— start Entries shown —
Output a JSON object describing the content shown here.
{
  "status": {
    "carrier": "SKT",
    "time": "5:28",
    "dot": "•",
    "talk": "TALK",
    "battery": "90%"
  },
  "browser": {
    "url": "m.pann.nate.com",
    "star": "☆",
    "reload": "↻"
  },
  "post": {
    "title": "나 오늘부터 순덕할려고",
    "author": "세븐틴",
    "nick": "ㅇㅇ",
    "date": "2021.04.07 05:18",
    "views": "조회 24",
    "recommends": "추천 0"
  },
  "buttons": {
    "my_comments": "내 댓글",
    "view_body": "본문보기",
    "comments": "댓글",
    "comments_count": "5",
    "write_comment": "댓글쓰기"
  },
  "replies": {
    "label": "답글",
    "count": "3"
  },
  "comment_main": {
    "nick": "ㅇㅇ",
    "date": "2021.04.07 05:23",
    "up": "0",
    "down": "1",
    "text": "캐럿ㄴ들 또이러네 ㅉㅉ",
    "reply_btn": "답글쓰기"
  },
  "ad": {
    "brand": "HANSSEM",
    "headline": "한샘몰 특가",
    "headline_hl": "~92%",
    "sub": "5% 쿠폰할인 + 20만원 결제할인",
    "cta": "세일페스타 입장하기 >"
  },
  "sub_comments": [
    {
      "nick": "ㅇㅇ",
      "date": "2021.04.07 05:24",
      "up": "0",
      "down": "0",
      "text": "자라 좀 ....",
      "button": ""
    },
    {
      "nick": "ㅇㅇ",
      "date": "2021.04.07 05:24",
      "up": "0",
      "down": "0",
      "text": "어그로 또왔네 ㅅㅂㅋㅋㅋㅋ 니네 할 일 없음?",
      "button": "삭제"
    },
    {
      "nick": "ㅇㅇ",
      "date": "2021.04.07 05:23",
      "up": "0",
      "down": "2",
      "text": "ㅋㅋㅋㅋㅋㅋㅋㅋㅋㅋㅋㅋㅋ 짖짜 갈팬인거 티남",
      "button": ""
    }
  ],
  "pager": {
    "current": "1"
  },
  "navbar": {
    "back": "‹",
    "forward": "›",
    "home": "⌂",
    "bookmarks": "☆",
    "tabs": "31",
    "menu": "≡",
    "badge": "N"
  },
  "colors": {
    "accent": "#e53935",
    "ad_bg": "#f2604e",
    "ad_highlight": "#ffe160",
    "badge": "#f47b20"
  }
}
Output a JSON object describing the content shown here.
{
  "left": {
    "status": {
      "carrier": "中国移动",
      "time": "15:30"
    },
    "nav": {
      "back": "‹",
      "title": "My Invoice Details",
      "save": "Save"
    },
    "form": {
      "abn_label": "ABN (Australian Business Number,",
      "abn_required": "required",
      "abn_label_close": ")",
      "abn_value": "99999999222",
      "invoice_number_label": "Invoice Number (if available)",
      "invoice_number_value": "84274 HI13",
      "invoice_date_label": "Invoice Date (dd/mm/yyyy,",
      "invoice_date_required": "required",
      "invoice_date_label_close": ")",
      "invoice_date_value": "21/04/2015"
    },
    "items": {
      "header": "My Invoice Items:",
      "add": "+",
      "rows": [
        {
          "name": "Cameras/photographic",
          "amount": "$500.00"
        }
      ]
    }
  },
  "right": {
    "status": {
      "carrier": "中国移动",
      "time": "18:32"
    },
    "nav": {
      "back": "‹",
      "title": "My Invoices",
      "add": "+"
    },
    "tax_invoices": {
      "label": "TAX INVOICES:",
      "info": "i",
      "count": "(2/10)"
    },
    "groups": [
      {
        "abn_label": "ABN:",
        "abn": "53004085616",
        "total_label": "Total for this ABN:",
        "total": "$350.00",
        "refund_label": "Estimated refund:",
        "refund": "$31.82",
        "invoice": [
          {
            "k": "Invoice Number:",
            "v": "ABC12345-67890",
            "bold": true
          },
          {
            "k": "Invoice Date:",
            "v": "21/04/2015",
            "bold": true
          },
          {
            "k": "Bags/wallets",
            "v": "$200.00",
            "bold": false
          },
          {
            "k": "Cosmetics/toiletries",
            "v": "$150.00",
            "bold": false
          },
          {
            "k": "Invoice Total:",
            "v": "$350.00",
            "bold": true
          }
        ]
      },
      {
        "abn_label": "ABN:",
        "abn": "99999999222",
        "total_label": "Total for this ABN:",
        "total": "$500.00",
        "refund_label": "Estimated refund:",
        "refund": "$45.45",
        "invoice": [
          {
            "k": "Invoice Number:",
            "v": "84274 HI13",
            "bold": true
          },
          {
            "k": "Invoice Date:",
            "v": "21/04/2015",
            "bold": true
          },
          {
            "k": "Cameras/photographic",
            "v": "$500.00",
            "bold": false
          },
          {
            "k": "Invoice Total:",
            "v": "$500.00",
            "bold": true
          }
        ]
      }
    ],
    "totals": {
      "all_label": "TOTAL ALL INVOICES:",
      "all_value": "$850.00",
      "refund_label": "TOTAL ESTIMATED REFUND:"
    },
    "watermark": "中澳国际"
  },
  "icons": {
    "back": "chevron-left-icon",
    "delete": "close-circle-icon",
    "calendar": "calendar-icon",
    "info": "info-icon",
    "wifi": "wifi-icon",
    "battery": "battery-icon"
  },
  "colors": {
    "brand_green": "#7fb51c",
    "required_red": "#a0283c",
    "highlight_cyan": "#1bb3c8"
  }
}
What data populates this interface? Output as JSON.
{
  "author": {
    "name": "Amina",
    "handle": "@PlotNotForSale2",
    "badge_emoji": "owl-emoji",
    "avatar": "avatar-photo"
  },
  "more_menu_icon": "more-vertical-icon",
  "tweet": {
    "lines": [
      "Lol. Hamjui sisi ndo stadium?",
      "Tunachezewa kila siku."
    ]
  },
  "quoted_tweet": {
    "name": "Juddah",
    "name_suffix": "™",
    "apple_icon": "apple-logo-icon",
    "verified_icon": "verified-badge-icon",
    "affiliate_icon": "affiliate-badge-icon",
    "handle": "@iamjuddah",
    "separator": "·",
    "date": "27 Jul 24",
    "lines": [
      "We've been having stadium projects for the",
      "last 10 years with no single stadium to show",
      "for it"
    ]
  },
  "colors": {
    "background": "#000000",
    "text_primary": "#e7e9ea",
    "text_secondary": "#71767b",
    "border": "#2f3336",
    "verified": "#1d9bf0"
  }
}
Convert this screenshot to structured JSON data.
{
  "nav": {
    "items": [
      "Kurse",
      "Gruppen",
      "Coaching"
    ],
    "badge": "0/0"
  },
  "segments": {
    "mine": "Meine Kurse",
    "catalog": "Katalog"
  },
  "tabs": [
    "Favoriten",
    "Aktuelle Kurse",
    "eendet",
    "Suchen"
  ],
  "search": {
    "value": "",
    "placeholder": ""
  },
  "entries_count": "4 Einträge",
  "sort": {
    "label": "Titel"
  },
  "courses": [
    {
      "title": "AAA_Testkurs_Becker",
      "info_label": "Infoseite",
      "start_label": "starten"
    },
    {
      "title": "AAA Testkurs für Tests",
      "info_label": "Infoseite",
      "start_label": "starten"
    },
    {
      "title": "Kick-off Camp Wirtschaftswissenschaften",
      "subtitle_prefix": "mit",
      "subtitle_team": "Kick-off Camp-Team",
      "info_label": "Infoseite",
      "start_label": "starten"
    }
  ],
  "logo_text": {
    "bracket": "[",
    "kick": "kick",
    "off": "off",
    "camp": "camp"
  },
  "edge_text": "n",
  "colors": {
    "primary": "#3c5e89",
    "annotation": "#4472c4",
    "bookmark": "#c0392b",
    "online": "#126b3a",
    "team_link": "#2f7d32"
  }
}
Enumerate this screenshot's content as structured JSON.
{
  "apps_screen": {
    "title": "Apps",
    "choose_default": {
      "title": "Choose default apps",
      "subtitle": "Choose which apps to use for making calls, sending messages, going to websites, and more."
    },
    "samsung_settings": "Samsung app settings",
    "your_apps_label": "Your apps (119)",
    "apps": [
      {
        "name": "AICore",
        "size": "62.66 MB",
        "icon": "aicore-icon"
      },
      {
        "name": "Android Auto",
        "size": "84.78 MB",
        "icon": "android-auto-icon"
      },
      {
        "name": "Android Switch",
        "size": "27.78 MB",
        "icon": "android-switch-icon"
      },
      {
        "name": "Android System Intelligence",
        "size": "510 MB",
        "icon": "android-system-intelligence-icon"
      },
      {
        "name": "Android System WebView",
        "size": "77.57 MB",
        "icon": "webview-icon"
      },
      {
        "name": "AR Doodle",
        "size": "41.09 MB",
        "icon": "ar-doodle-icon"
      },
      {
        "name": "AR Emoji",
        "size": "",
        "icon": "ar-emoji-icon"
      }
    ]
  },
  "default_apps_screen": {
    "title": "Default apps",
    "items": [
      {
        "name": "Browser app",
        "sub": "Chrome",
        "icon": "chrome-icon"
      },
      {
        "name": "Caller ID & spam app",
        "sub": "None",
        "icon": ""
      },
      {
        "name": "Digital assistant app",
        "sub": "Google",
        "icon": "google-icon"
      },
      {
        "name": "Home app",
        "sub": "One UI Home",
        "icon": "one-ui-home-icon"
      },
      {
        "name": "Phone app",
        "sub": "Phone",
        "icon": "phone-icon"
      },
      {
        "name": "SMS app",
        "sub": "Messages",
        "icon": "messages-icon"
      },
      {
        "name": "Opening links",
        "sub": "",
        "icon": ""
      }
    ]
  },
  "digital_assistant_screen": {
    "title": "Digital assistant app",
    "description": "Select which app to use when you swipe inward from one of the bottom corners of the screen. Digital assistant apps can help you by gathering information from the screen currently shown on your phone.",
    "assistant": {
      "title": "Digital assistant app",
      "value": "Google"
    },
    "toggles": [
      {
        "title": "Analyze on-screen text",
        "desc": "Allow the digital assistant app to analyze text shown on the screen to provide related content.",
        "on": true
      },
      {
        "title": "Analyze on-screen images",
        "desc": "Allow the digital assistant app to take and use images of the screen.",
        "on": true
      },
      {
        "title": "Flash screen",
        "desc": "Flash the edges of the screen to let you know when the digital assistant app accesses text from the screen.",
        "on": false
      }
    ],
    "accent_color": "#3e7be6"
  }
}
— end Entries shown —
Your task:
From the entries, copy out each line containing the word "this".

Written response:
        "total_label": "Total for this ABN:",
        "total_label": "Total for this ABN:",
What data populates this interface? Output as JSON.
Convert this screenshot to structured JSON data.
Enumerate this screenshot's content as structured JSON.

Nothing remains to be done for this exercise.